Repeat the records below exactly, leaving out any pictures.

Data excerpts:
◇ ◇ ◇
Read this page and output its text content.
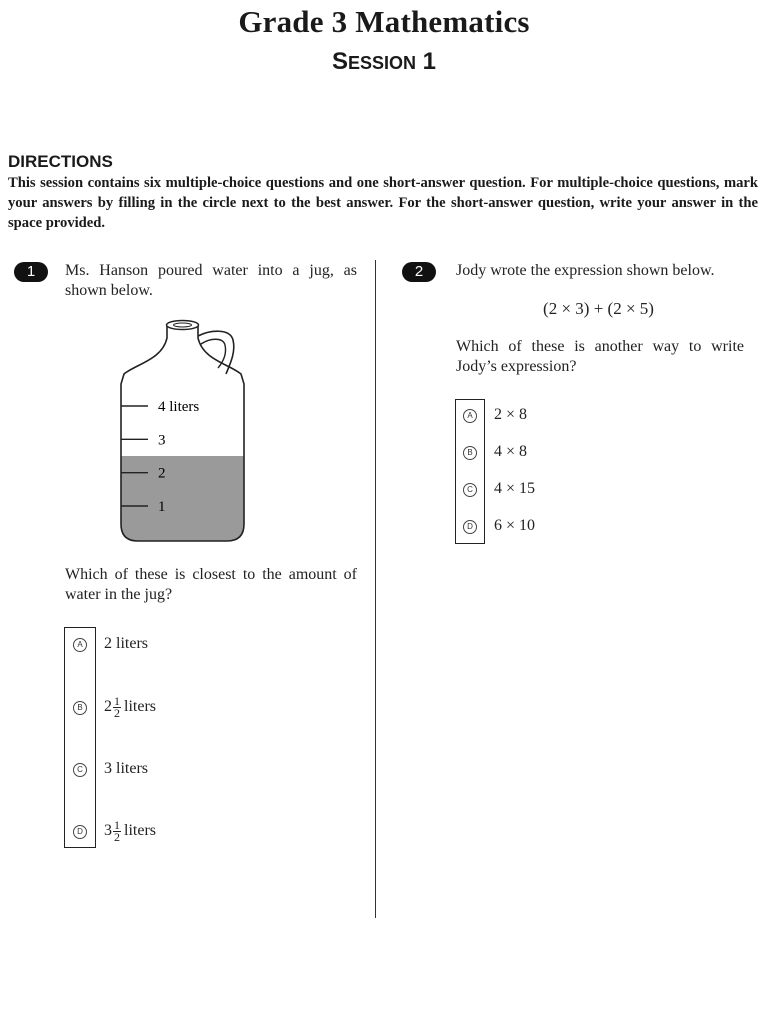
Grade 3 Mathematics
SESSION 1
DIRECTIONS
This session contains six multiple-choice questions and one short-answer question. For multiple-choice questions, mark your answers by filling in the circle next to the best answer. For the short-answer question, write your answer in the space provided.
1	Ms. Hanson poured water into a jug, as shown below.
4 liters
3
2
1
Which of these is closest to the amount of water in the jug?
A 2 liters
B $2 \frac{1}{2}$ liters
C 3 liters
D $3 \frac{1}{2}$ liters
2	Jody wrote the expression shown below.
(2 × 3) + (2 × 5)
Which of these is another way to write Jody’s expression?
A 2 × 8
B 4 × 8
C 4 × 15
D 6 × 10
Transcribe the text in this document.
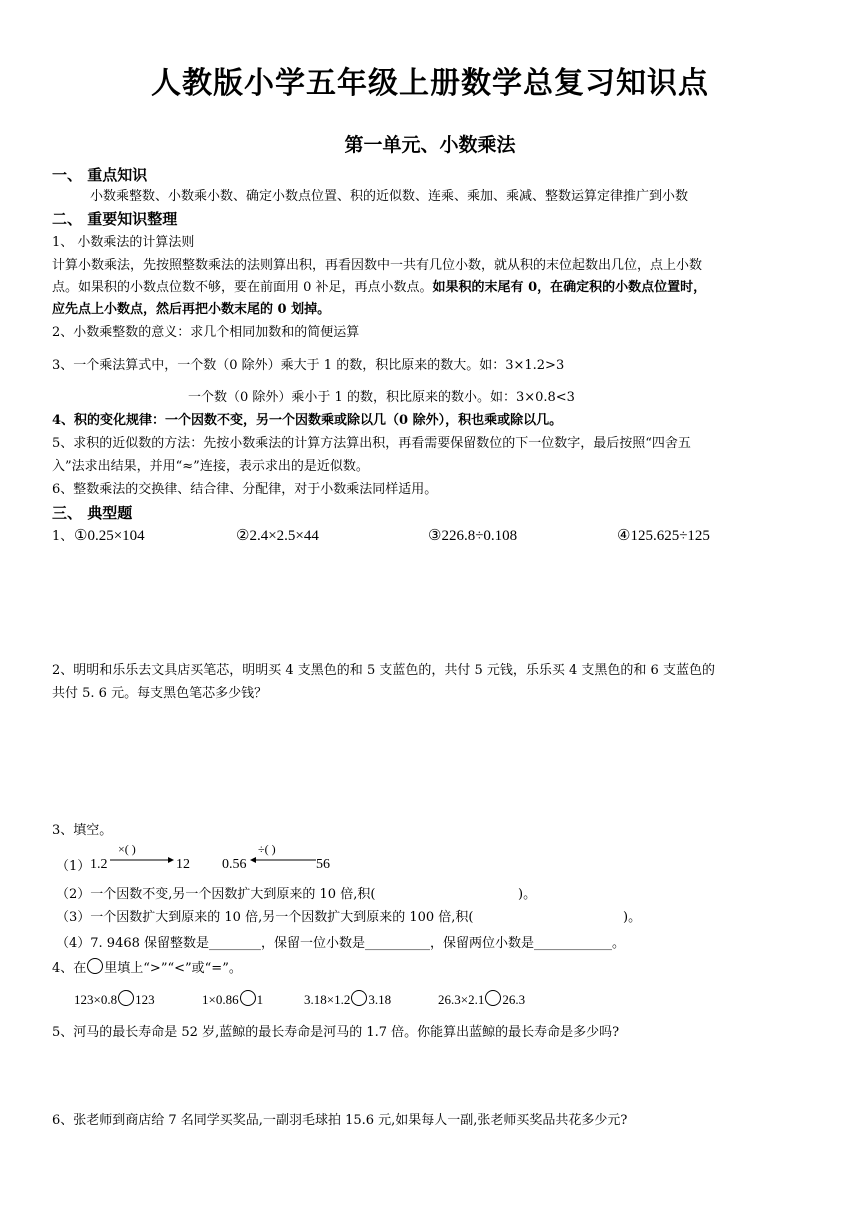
人教版小学五年级上册数学总复习知识点
第一单元、小数乘法
一、 重点知识
小数乘整数、小数乘小数、确定小数点位置、积的近似数、连乘、乘加、乘减、整数运算定律推广到小数
二、 重要知识整理
1、 小数乘法的计算法则
计算小数乘法，先按照整数乘法的法则算出积，再看因数中一共有几位小数，就从积的末位起数出几位，点上小数
点。如果积的小数点位数不够，要在前面用 0 补足，再点小数点。如果积的末尾有 0，在确定积的小数点位置时，
应先点上小数点，然后再把小数末尾的 0 划掉。
2、小数乘整数的意义：求几个相同加数和的简便运算
3、一个乘法算式中，一个数（0 除外）乘大于 1 的数，积比原来的数大。如：3×1.2>3
一个数（0 除外）乘小于 1 的数，积比原来的数小。如：3×0.8<3
4、积的变化规律：一个因数不变，另一个因数乘或除以几（0 除外），积也乘或除以几。
5、求积的近似数的方法：先按小数乘法的计算方法算出积，再看需要保留数位的下一位数字，最后按照“四舍五
入”法求出结果，并用“≈”连接，表示求出的是近似数。
6、整数乘法的交换律、结合律、分配律，对于小数乘法同样适用。
三、 典型题
1、 ①0.25×104	②2.4×2.5×44	③226.8÷0.108	④125.625÷125
2、明明和乐乐去文具店买笔芯，明明买 4 支黑色的和 5 支蓝色的，共付 5 元钱，乐乐买 4 支黑色的和 6 支蓝色的
共付 5. 6 元。每支黑色笔芯多少钱？
3、填空。
（1） 1.2
×( )
12 0.56
÷( )
56
（2）一个因数不变,另一个因数扩大到原来的 10 倍,积(	)。
（3）一个因数扩大到原来的 10 倍,另一个因数扩大到原来的 100 倍,积(	)。
（4）7. 9468 保留整数是________，保留一位小数是__________，保留两位小数是____________。
4、在 里填上“>”“<”或“=”。
123×0.8 123	1×0.86 1	3.18×1.2 3.18	26.3×2.1 26.3
5、河马的最长寿命是 52 岁,蓝鲸的最长寿命是河马的 1.7 倍。你能算出蓝鲸的最长寿命是多少吗?
6、张老师到商店给 7 名同学买奖品,一副羽毛球拍 15.6 元,如果每人一副,张老师买奖品共花多少元?
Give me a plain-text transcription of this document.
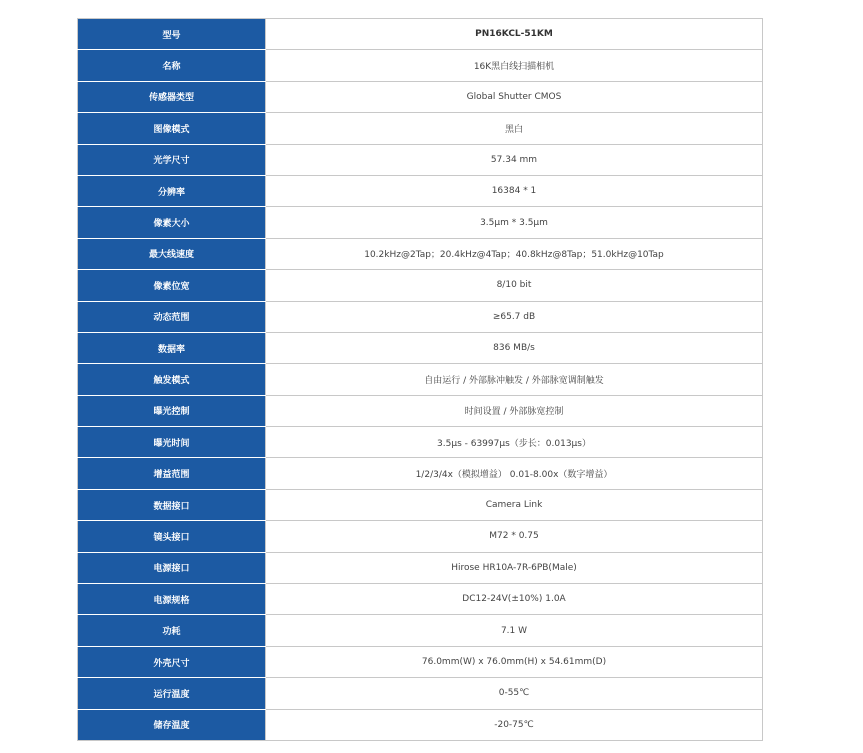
型号	PN16KCL-51KM
名称	16K黑白线扫描相机
传感器类型	Global Shutter CMOS
图像模式	黑白
光学尺寸	57.34 mm
分辨率	16384 * 1
像素大小	3.5μm * 3.5μm
最大线速度	10.2kHz@2Tap；20.4kHz@4Tap；40.8kHz@8Tap；51.0kHz@10Tap
像素位宽	8/10 bit
动态范围	≥65.7 dB
数据率	836 MB/s
触发模式	自由运行 / 外部脉冲触发 / 外部脉宽调制触发
曝光控制	时间设置 / 外部脉宽控制
曝光时间	3.5μs - 63997μs（步长：0.013μs）
增益范围	1/2/3/4x（模拟增益） 0.01-8.00x（数字增益）
数据接口	Camera Link
镜头接口	M72 * 0.75
电源接口	Hirose HR10A-7R-6PB(Male)
电源规格	DC12-24V(±10%) 1.0A
功耗	7.1 W
外壳尺寸	76.0mm(W) x 76.0mm(H) x 54.61mm(D)
运行温度	0-55℃
储存温度	-20-75℃
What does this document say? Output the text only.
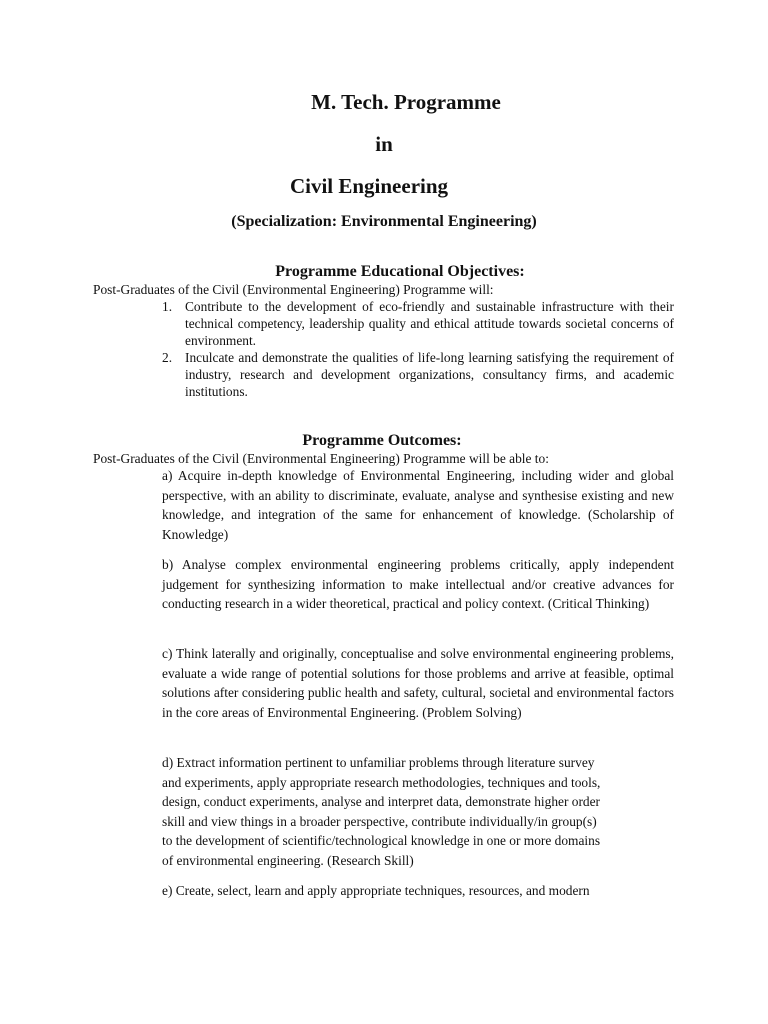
M. Tech. Programme
in
Civil Engineering
(Specialization: Environmental Engineering)
Programme Educational Objectives:
Post-Graduates of the Civil (Environmental Engineering) Programme will:
1. Contribute to the development of eco-friendly and sustainable infrastructure with their technical competency, leadership quality and ethical attitude towards societal concerns of environment.
2. Inculcate and demonstrate the qualities of life-long learning satisfying the requirement of industry, research and development organizations, consultancy firms, and academic institutions.
Programme Outcomes:
Post-Graduates of the Civil (Environmental Engineering) Programme will be able to:
a) Acquire in-depth knowledge of Environmental Engineering, including wider and global perspective, with an ability to discriminate, evaluate, analyse and synthesise existing and new knowledge, and integration of the same for enhancement of knowledge. (Scholarship of Knowledge)
b) Analyse complex environmental engineering problems critically, apply independent judgement for synthesizing information to make intellectual and/or creative advances for conducting research in a wider theoretical, practical and policy context. (Critical Thinking)
c) Think laterally and originally, conceptualise and solve environmental engineering problems, evaluate a wide range of potential solutions for those problems and arrive at feasible, optimal solutions after considering public health and safety, cultural, societal and environmental factors in the core areas of Environmental Engineering. (Problem Solving)

d) Extract information pertinent to unfamiliar problems through literature survey

and experiments, apply appropriate research methodologies, techniques and tools,

design, conduct experiments, analyse and interpret data, demonstrate higher order

skill and view things in a broader perspective, contribute individually/in group(s)

to the development of scientific/technological knowledge in one or more domains

of environmental engineering. (Research Skill)

e) Create, select, learn and apply appropriate techniques, resources, and modern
◇ ◇ ◇
● **ANSWER FOR THE TASK**
Read this page and output its text content.
Grade 3 Mathematics
SESSION 1
DIRECTIONS
This session contains six multiple-choice questions and one short-answer question. For multiple-choice questions, mark your answers by filling in the circle next to the best answer. For the short-answer question, write your answer in the space provided.
1	Ms. Hanson poured water into a jug, as shown below.
4 liters
3
2
1
Which of these is closest to the amount of water in the jug?
A 2 liters
B $2 \frac{1}{2}$ liters
C 3 liters
D $3 \frac{1}{2}$ liters
2	Jody wrote the expression shown below.
(2 × 3) + (2 × 5)
Which of these is another way to write Jody’s expression?
A 2 × 8
B 4 × 8
C 4 × 15
D 6 × 10
Transcribe the text in this document.
人教版小学五年级上册数学总复习知识点
第一单元、小数乘法
一、 重点知识
小数乘整数、小数乘小数、确定小数点位置、积的近似数、连乘、乘加、乘减、整数运算定律推广到小数
二、 重要知识整理
1、 小数乘法的计算法则
计算小数乘法，先按照整数乘法的法则算出积，再看因数中一共有几位小数，就从积的末位起数出几位，点上小数
点。如果积的小数点位数不够，要在前面用 0 补足，再点小数点。如果积的末尾有 0，在确定积的小数点位置时，
应先点上小数点，然后再把小数末尾的 0 划掉。
2、小数乘整数的意义：求几个相同加数和的简便运算
3、一个乘法算式中，一个数（0 除外）乘大于 1 的数，积比原来的数大。如：3×1.2>3
一个数（0 除外）乘小于 1 的数，积比原来的数小。如：3×0.8<3
4、积的变化规律：一个因数不变，另一个因数乘或除以几（0 除外），积也乘或除以几。
5、求积的近似数的方法：先按小数乘法的计算方法算出积，再看需要保留数位的下一位数字，最后按照“四舍五
入”法求出结果，并用“≈”连接，表示求出的是近似数。
6、整数乘法的交换律、结合律、分配律，对于小数乘法同样适用。
三、 典型题
1、 ①0.25×104	②2.4×2.5×44	③226.8÷0.108	④125.625÷125
2、明明和乐乐去文具店买笔芯，明明买 4 支黑色的和 5 支蓝色的，共付 5 元钱，乐乐买 4 支黑色的和 6 支蓝色的
共付 5. 6 元。每支黑色笔芯多少钱？
3、填空。
（1） 1.2
×( )
12 0.56
÷( )
56
（2）一个因数不变,另一个因数扩大到原来的 10 倍,积(	)。
（3）一个因数扩大到原来的 10 倍,另一个因数扩大到原来的 100 倍,积(	)。
（4）7. 9468 保留整数是________，保留一位小数是__________，保留两位小数是____________。
4、在 里填上“>”“<”或“=”。
123×0.8 123	1×0.86 1	3.18×1.2 3.18	26.3×2.1 26.3
5、河马的最长寿命是 52 岁,蓝鲸的最长寿命是河马的 1.7 倍。你能算出蓝鲸的最长寿命是多少吗?
6、张老师到商店给 7 名同学买奖品,一副羽毛球拍 15.6 元,如果每人一副,张老师买奖品共花多少元?
Give me a plain-text transcription of this document.
型号	PN16KCL-51KM
名称	16K黑白线扫描相机
传感器类型	Global Shutter CMOS
图像模式	黑白
光学尺寸	57.34 mm
分辨率	16384 * 1
像素大小	3.5μm * 3.5μm
最大线速度	10.2kHz@2Tap；20.4kHz@4Tap；40.8kHz@8Tap；51.0kHz@10Tap
像素位宽	8/10 bit
动态范围	≥65.7 dB
数据率	836 MB/s
触发模式	自由运行 / 外部脉冲触发 / 外部脉宽调制触发
曝光控制	时间设置 / 外部脉宽控制
曝光时间	3.5μs - 63997μs（步长：0.013μs）
增益范围	1/2/3/4x（模拟增益） 0.01-8.00x（数字增益）
数据接口	Camera Link
镜头接口	M72 * 0.75
电源接口	Hirose HR10A-7R-6PB(Male)
电源规格	DC12-24V(±10%) 1.0A
功耗	7.1 W
外壳尺寸	76.0mm(W) x 76.0mm(H) x 54.61mm(D)
运行温度	0-55℃
储存温度	-20-75℃
What does this document say? Output the text only.
M. Tech. Programme
in
Civil Engineering
(Specialization: Environmental Engineering)
Programme Educational Objectives:
Post-Graduates of the Civil (Environmental Engineering) Programme will:
1. Contribute to the development of eco-friendly and sustainable infrastructure with their technical competency, leadership quality and ethical attitude towards societal concerns of environment.
2. Inculcate and demonstrate the qualities of life-long learning satisfying the requirement of industry, research and development organizations, consultancy firms, and academic institutions.
Programme Outcomes:
Post-Graduates of the Civil (Environmental Engineering) Programme will be able to:
a) Acquire in-depth knowledge of Environmental Engineering, including wider and global perspective, with an ability to discriminate, evaluate, analyse and synthesise existing and new knowledge, and integration of the same for enhancement of knowledge. (Scholarship of Knowledge)
b) Analyse complex environmental engineering problems critically, apply independent judgement for synthesizing information to make intellectual and/or creative advances for conducting research in a wider theoretical, practical and policy context. (Critical Thinking)
c) Think laterally and originally, conceptualise and solve environmental engineering problems, evaluate a wide range of potential solutions for those problems and arrive at feasible, optimal solutions after considering public health and safety, cultural, societal and environmental factors in the core areas of Environmental Engineering. (Problem Solving)

d) Extract information pertinent to unfamiliar problems through literature survey

and experiments, apply appropriate research methodologies, techniques and tools,

design, conduct experiments, analyse and interpret data, demonstrate higher order

skill and view things in a broader perspective, contribute individually/in group(s)

to the development of scientific/technological knowledge in one or more domains

of environmental engineering. (Research Skill)

e) Create, select, learn and apply appropriate techniques, resources, and modern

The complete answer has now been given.